• WHAT IS NEEDED: Where a line of the listing below includes the word "fill", reproduce that line.

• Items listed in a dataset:

┏━━

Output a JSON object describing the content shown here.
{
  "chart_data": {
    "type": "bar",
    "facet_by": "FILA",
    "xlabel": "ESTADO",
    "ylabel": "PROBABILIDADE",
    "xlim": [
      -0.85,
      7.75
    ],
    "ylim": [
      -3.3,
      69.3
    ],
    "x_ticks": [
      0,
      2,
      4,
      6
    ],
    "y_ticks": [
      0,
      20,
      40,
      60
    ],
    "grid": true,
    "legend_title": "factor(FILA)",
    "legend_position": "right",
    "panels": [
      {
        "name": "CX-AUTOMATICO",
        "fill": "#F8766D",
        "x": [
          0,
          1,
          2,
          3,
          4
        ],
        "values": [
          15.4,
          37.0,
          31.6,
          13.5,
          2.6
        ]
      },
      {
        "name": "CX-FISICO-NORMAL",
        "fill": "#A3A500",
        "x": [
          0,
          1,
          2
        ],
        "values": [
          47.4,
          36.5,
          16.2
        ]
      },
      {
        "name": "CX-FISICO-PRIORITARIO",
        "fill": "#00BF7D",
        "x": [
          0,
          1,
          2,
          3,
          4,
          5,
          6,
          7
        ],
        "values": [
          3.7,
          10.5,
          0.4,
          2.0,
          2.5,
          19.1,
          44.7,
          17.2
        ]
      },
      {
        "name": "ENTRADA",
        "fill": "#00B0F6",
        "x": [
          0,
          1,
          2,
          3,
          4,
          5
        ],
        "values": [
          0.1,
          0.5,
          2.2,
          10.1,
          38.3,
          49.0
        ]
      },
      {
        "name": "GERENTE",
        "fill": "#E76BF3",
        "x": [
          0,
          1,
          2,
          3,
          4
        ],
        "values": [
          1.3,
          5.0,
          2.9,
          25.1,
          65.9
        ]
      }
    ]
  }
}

┗━━
┏━━

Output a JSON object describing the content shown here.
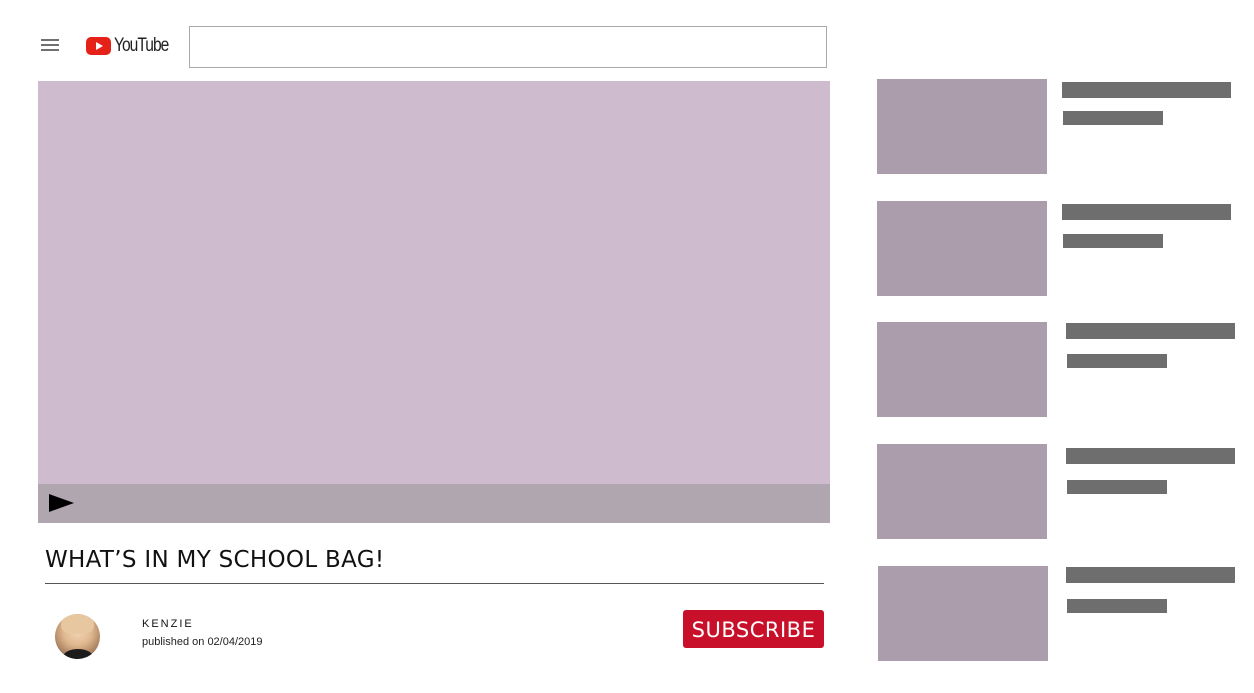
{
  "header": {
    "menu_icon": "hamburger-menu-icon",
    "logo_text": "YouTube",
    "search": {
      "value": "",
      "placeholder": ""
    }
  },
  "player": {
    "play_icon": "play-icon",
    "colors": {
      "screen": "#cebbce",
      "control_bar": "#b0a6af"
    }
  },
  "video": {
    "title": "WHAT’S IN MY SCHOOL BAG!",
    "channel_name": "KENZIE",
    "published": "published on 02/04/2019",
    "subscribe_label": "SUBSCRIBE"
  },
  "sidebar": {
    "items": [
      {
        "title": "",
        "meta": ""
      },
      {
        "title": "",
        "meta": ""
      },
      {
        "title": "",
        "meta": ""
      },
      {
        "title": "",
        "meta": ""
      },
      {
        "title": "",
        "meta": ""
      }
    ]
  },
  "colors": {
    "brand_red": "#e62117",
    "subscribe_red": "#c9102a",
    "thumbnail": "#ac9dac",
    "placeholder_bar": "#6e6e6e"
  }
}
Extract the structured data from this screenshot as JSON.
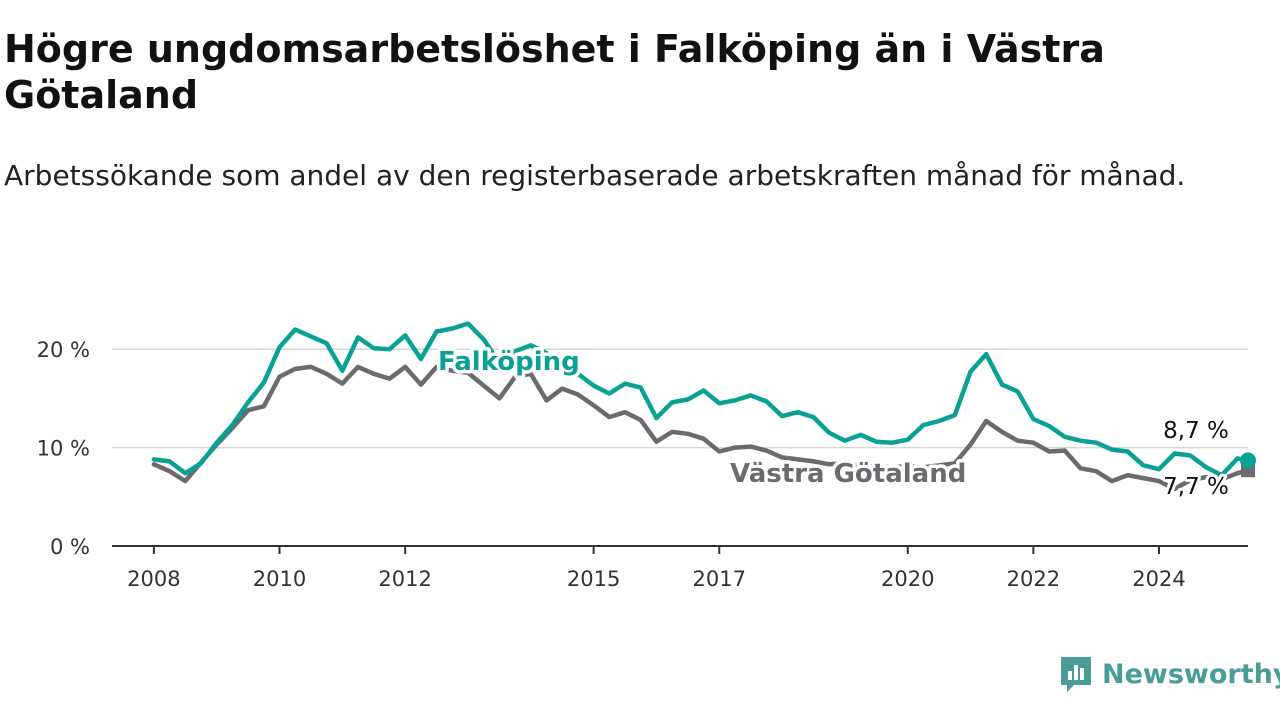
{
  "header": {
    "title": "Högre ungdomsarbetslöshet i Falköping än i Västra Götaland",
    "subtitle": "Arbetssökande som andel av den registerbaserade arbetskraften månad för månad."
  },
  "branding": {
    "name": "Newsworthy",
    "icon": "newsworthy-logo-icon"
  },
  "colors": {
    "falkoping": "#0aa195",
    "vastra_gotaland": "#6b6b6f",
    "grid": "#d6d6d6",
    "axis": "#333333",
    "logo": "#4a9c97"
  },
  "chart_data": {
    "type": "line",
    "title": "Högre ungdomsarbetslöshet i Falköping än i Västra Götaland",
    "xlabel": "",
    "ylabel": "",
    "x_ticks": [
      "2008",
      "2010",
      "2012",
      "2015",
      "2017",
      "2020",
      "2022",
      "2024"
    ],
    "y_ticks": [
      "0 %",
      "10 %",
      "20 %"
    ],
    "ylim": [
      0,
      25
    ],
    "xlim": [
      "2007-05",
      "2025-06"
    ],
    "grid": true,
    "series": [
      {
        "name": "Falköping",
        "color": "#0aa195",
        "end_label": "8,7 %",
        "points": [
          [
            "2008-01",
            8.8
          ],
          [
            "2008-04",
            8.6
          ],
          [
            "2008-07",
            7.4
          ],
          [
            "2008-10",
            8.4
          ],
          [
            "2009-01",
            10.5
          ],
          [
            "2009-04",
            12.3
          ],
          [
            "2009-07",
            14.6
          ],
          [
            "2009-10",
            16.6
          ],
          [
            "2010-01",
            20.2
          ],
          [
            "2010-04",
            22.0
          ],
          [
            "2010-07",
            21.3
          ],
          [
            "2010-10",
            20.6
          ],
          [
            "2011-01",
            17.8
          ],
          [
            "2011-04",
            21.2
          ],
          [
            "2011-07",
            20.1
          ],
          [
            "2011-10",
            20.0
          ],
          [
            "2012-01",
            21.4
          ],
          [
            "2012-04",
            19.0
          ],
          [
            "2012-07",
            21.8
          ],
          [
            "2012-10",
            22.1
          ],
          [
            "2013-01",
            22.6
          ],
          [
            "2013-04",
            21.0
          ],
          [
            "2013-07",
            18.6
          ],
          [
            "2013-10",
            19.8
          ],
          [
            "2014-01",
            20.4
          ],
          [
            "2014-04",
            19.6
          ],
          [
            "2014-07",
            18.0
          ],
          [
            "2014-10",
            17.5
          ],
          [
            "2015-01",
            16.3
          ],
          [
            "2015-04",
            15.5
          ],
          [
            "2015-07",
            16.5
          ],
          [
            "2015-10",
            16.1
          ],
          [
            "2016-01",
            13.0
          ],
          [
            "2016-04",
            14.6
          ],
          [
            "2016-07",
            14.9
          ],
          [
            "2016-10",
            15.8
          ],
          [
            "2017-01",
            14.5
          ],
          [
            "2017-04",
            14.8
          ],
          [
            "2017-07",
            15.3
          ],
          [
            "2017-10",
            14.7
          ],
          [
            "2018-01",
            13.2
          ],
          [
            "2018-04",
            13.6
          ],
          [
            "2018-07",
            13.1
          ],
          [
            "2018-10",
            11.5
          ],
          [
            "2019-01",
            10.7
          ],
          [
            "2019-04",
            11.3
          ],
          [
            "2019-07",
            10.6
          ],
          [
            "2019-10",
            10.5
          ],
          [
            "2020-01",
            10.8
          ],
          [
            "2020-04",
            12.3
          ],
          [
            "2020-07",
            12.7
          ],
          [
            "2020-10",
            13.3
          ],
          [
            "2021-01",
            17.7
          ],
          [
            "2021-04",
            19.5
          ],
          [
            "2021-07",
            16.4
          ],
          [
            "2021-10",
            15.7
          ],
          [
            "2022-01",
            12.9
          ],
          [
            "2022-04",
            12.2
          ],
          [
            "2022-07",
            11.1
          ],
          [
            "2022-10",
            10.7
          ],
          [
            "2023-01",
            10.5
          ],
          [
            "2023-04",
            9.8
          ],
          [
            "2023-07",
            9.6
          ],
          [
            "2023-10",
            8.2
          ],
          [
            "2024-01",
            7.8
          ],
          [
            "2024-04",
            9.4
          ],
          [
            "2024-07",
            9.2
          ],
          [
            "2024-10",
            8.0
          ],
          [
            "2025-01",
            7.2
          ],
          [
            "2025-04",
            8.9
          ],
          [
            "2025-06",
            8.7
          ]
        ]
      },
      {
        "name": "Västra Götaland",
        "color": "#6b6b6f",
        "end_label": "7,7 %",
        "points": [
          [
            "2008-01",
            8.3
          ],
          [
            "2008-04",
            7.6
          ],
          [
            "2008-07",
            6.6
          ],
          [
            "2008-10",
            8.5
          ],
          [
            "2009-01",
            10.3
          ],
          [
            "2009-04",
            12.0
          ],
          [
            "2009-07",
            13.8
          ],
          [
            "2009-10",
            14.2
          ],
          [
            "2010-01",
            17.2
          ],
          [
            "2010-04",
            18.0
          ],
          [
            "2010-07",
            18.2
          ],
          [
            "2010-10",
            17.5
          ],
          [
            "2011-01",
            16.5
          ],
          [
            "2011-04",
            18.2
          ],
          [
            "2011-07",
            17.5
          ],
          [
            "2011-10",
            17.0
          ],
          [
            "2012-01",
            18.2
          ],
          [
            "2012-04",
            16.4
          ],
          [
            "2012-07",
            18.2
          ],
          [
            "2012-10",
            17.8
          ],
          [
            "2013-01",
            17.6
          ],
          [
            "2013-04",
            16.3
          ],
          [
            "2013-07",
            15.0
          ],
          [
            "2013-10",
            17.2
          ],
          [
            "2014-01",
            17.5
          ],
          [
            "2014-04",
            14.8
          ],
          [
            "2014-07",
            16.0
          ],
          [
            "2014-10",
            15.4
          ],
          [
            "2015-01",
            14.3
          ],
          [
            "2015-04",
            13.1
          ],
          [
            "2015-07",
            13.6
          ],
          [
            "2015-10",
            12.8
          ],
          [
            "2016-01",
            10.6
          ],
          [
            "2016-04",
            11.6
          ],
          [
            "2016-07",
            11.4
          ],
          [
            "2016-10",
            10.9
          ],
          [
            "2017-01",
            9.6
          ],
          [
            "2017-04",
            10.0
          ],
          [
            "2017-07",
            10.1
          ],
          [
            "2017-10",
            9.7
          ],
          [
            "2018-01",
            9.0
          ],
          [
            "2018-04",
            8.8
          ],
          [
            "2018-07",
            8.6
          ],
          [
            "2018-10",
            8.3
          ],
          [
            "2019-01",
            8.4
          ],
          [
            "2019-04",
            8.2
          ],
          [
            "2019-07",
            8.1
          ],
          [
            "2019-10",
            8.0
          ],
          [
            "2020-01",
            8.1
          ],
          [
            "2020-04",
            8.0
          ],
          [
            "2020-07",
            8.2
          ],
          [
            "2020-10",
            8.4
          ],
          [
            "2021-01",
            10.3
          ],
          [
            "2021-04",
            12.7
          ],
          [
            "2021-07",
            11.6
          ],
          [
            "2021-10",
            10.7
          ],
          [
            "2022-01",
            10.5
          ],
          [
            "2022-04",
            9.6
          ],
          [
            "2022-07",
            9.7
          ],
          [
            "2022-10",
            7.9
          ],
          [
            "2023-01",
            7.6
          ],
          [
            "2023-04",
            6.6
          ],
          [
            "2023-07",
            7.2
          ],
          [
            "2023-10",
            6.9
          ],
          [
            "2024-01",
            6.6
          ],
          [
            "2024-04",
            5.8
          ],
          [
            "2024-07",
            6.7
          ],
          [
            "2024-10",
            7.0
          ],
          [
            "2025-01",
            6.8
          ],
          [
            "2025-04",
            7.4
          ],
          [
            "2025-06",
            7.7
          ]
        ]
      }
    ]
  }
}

┗━━

• EXERCISE RESPONSE:
        "fill": "#F8766D",
        "fill": "#A3A500",
        "fill": "#00BF7D",
        "fill": "#00B0F6",
        "fill": "#E76BF3",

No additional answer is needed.